Dataset records on visual material
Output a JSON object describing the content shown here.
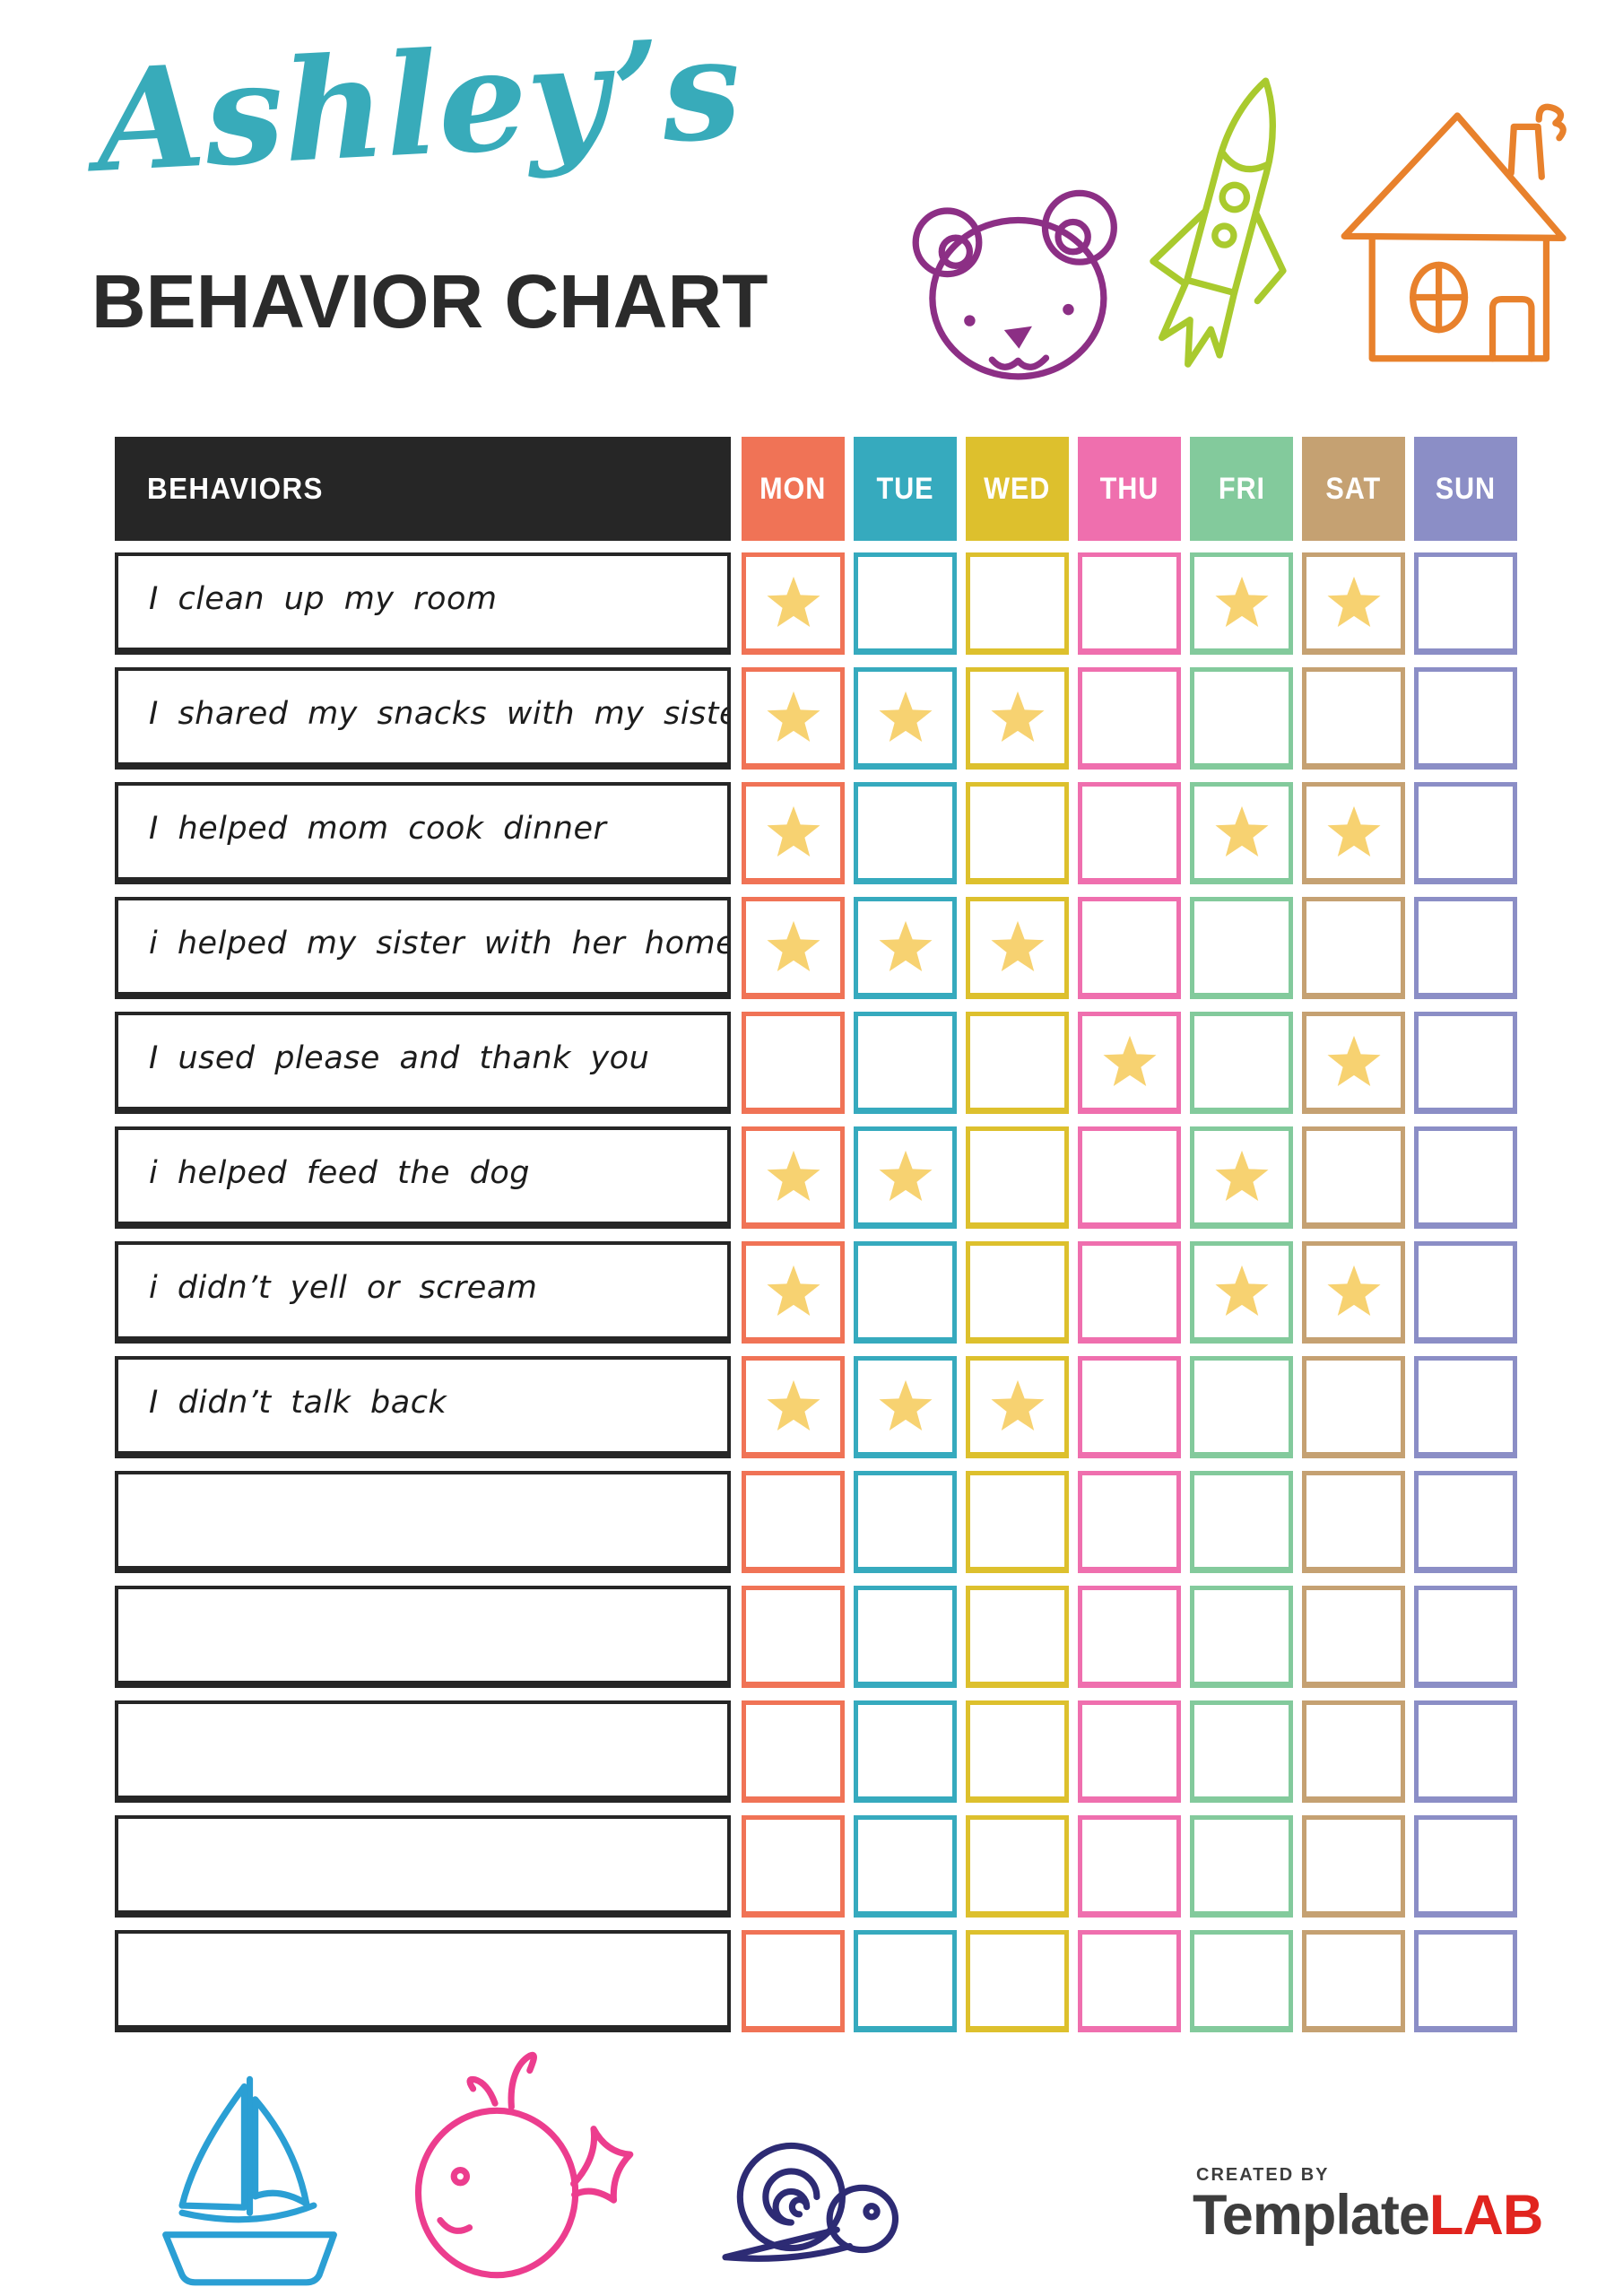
{
  "page": {
    "script_title": "Ashley’s",
    "main_title": "BEHAVIOR CHART"
  },
  "colors": {
    "accent_teal": "#38abba",
    "ink": "#2b2b2b",
    "header_bg": "#262626",
    "star": "#f7d271",
    "bear": "#8c2f85",
    "rocket": "#a9ca2e",
    "house": "#e8812c",
    "boat": "#2b9fd4",
    "whale": "#ec3d8e",
    "snail": "#2d2b74",
    "logo_gray": "#3d3d3d",
    "logo_red": "#e1251f"
  },
  "table": {
    "behaviors_header": "BEHAVIORS",
    "days": [
      {
        "label": "MON",
        "color": "#f07356"
      },
      {
        "label": "TUE",
        "color": "#36aabe"
      },
      {
        "label": "WED",
        "color": "#ddc02d"
      },
      {
        "label": "THU",
        "color": "#ef6fae"
      },
      {
        "label": "FRI",
        "color": "#83ca9c"
      },
      {
        "label": "SAT",
        "color": "#c5a172"
      },
      {
        "label": "SUN",
        "color": "#8b8ec6"
      }
    ],
    "rows": [
      {
        "label": "I clean up my room",
        "stars": [
          1,
          0,
          0,
          0,
          1,
          1,
          0
        ]
      },
      {
        "label": "I shared my snacks with my sister",
        "stars": [
          1,
          1,
          1,
          0,
          0,
          0,
          0
        ]
      },
      {
        "label": "I helped mom cook dinner",
        "stars": [
          1,
          0,
          0,
          0,
          1,
          1,
          0
        ]
      },
      {
        "label": "i helped my sister with her homework",
        "stars": [
          1,
          1,
          1,
          0,
          0,
          0,
          0
        ]
      },
      {
        "label": "I used please and thank you",
        "stars": [
          0,
          0,
          0,
          1,
          0,
          1,
          0
        ]
      },
      {
        "label": "i helped feed the dog",
        "stars": [
          1,
          1,
          0,
          0,
          1,
          0,
          0
        ]
      },
      {
        "label": "i didn’t yell or scream",
        "stars": [
          1,
          0,
          0,
          0,
          1,
          1,
          0
        ]
      },
      {
        "label": "I didn’t talk back",
        "stars": [
          1,
          1,
          1,
          0,
          0,
          0,
          0
        ]
      },
      {
        "label": "",
        "stars": [
          0,
          0,
          0,
          0,
          0,
          0,
          0
        ]
      },
      {
        "label": "",
        "stars": [
          0,
          0,
          0,
          0,
          0,
          0,
          0
        ]
      },
      {
        "label": "",
        "stars": [
          0,
          0,
          0,
          0,
          0,
          0,
          0
        ]
      },
      {
        "label": "",
        "stars": [
          0,
          0,
          0,
          0,
          0,
          0,
          0
        ]
      },
      {
        "label": "",
        "stars": [
          0,
          0,
          0,
          0,
          0,
          0,
          0
        ]
      }
    ]
  },
  "footer_logo": {
    "created_by": "CREATED BY",
    "brand_gray": "Template",
    "brand_red": "LAB"
  }
}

### Directions for this task
From the records given above, copy all lines containing "didn".

### Expected answer
        "label": "i didn’t yell or scream",
        "label": "I didn’t talk back",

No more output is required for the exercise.